▶ INPUT
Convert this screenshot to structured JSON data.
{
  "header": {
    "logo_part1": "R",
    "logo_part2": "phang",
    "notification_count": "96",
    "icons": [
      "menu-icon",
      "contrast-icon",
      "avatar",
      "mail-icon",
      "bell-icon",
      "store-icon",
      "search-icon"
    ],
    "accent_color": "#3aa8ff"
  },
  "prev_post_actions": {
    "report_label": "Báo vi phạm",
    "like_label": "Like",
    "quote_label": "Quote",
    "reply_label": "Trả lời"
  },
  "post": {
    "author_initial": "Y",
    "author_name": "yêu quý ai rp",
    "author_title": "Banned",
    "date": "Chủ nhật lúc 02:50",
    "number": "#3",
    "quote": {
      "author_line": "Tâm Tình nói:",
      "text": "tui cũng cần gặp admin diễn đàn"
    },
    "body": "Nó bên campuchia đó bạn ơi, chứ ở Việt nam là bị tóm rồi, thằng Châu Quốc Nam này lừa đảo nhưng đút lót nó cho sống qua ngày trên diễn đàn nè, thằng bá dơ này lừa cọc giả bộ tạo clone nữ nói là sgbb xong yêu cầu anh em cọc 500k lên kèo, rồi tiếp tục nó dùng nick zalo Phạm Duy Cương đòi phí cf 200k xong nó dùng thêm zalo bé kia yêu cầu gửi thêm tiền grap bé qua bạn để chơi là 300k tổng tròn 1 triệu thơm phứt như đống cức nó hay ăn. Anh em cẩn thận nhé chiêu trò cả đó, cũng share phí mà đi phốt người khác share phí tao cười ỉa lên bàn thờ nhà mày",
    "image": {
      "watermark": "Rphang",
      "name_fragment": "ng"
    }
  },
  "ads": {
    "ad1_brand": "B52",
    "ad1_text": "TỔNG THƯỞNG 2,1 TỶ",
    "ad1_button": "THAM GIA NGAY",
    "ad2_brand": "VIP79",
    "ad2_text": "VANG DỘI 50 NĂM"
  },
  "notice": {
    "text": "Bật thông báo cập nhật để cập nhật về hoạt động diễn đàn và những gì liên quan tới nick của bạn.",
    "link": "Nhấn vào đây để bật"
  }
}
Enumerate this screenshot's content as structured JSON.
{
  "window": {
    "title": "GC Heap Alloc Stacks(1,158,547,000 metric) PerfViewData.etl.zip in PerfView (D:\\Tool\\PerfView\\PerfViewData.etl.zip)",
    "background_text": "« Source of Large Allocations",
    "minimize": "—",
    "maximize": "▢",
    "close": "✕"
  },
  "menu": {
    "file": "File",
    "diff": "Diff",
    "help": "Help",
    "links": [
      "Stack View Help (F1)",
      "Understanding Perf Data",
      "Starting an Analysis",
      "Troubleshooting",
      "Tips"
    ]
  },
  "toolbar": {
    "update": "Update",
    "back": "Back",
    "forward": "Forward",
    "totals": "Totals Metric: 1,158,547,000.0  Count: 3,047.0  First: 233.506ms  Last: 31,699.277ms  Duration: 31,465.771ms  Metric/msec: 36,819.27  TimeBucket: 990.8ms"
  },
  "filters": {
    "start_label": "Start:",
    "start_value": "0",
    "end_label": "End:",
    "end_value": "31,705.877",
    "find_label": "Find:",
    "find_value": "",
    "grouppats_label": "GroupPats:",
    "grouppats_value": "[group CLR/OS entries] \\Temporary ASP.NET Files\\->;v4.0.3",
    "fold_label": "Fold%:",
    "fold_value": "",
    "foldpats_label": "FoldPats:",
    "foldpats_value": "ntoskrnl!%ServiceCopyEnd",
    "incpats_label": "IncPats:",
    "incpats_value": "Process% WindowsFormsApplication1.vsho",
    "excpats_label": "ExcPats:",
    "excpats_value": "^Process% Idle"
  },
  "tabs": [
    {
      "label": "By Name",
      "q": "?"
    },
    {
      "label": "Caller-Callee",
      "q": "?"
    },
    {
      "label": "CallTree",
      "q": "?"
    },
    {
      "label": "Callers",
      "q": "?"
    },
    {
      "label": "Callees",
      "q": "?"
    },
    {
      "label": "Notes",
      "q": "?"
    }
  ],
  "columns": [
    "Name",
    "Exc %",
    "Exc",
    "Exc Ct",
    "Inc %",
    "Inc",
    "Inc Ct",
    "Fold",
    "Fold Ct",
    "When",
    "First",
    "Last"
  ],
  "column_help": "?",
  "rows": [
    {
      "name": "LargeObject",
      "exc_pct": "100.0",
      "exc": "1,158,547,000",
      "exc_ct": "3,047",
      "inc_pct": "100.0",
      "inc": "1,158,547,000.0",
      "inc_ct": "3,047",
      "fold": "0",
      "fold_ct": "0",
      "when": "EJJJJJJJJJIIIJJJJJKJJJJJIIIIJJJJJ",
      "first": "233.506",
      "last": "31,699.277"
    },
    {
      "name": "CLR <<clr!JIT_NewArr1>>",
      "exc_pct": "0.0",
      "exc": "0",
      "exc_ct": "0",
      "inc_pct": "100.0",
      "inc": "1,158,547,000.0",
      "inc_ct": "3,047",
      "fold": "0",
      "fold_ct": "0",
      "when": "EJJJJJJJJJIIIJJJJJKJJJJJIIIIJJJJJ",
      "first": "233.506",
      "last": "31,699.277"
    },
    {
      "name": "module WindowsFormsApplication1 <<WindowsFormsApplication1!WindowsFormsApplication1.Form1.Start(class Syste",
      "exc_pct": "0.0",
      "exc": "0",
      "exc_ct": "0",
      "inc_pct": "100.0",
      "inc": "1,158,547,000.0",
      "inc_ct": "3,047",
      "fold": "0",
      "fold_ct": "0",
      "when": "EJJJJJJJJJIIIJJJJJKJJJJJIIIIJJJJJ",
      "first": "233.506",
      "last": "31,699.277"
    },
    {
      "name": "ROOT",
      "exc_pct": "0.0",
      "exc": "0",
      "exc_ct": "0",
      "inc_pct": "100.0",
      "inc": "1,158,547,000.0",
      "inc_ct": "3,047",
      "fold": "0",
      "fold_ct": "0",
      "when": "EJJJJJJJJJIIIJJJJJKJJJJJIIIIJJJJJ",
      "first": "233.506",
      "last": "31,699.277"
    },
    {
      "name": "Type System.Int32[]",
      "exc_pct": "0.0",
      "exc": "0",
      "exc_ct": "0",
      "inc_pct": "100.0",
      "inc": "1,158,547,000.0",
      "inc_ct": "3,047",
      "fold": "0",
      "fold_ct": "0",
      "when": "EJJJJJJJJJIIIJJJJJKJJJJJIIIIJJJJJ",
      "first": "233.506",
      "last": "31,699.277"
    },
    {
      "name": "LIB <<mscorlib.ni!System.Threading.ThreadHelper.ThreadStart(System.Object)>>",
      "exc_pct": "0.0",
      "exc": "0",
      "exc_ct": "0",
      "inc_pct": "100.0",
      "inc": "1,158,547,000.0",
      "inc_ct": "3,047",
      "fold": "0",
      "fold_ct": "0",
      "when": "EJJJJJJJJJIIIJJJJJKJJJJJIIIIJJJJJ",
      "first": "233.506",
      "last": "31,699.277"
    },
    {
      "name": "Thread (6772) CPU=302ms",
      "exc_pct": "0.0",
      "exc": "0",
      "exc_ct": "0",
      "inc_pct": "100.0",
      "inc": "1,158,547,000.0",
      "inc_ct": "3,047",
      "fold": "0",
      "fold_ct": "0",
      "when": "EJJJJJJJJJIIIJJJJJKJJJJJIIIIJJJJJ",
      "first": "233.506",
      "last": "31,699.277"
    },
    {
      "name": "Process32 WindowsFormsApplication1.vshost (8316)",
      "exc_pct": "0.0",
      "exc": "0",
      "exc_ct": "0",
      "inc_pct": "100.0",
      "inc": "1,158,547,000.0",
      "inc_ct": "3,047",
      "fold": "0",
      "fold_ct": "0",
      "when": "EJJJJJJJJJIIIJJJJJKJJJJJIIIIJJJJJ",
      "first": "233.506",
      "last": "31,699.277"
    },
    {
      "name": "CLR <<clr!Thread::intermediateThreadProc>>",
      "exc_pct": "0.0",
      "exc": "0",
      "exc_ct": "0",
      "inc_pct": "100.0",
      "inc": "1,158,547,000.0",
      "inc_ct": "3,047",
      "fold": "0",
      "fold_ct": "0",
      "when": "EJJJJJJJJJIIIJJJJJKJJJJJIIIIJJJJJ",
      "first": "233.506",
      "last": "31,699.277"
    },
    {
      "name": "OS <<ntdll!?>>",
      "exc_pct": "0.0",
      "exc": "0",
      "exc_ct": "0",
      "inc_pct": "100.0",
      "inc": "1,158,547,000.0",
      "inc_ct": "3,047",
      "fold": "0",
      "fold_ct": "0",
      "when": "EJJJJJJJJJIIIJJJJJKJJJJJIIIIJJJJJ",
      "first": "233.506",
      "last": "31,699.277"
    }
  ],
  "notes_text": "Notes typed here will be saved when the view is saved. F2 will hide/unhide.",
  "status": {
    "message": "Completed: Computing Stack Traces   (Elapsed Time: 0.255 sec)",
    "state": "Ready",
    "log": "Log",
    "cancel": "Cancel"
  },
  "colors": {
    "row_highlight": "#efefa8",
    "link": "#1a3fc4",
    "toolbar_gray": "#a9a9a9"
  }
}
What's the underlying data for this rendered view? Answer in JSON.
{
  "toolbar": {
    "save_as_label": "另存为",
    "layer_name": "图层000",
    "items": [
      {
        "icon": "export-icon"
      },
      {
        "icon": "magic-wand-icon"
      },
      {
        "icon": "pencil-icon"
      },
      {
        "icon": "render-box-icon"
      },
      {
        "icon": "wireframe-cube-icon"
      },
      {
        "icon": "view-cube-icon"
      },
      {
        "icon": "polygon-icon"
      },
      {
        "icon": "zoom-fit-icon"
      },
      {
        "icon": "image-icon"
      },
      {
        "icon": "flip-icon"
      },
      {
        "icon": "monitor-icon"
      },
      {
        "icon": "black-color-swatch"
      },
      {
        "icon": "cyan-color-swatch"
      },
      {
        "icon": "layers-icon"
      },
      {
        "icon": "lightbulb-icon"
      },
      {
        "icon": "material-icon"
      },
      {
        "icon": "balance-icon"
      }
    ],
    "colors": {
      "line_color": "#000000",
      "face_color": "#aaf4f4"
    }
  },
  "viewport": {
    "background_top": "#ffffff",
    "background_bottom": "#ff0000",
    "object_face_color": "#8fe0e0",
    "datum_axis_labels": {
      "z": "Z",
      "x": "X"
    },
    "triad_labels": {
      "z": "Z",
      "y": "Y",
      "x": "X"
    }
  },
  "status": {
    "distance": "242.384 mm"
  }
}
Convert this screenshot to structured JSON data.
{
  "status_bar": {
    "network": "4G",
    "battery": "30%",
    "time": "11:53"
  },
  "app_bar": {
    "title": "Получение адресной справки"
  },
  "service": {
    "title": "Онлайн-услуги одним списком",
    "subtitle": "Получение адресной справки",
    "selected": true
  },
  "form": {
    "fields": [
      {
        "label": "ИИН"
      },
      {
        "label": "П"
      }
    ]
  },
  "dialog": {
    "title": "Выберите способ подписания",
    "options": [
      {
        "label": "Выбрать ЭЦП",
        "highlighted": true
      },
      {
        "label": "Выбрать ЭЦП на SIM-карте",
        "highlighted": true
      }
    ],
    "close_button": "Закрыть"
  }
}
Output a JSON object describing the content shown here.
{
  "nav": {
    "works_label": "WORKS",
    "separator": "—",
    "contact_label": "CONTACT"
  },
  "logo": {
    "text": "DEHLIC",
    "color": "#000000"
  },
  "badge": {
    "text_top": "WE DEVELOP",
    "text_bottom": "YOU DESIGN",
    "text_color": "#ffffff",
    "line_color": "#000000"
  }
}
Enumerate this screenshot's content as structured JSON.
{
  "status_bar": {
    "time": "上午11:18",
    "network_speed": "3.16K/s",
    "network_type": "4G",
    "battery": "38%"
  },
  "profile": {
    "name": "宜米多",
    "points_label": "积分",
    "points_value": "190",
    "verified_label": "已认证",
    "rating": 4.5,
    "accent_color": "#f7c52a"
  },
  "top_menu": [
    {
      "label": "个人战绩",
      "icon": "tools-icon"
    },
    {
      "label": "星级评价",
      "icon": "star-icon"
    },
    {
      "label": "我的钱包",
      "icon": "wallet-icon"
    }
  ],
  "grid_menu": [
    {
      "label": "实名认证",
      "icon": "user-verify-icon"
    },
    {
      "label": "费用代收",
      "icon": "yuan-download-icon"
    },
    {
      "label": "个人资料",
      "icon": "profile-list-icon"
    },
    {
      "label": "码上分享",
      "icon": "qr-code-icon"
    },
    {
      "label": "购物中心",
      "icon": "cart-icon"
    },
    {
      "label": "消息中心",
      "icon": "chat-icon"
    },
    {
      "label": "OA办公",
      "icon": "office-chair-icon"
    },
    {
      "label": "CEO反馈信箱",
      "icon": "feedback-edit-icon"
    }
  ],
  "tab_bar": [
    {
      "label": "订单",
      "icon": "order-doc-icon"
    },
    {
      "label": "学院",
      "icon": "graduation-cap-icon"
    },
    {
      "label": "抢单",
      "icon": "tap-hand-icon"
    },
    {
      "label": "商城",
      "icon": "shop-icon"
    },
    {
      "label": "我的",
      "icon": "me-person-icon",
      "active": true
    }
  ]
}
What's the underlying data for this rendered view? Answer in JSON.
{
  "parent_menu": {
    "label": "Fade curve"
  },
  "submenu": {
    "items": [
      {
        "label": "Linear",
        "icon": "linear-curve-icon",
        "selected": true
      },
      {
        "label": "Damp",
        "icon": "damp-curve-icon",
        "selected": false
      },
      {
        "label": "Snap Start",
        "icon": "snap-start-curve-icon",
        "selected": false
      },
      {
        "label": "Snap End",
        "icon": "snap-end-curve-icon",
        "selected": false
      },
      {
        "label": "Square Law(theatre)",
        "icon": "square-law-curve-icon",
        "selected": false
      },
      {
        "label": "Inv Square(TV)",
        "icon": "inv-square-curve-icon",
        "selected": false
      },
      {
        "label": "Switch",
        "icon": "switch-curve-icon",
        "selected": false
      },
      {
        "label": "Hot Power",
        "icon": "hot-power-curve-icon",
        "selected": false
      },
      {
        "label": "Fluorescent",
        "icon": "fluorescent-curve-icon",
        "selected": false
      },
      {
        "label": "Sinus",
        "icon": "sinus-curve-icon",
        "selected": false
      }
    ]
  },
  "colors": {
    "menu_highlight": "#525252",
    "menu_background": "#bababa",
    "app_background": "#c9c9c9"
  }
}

▶ WHAT THIS TASK INVOLVES
Scan the entries above. Copy each line that has the string "curve".

▶ SOLUTION TO THIS TASK
    "label": "Fade curve"
        "icon": "linear-curve-icon",
        "icon": "damp-curve-icon",
        "icon": "snap-start-curve-icon",
        "icon": "snap-end-curve-icon",
        "icon": "square-law-curve-icon",
        "icon": "inv-square-curve-icon",
        "icon": "switch-curve-icon",
        "icon": "hot-power-curve-icon",
        "icon": "fluorescent-curve-icon",
        "icon": "sinus-curve-icon",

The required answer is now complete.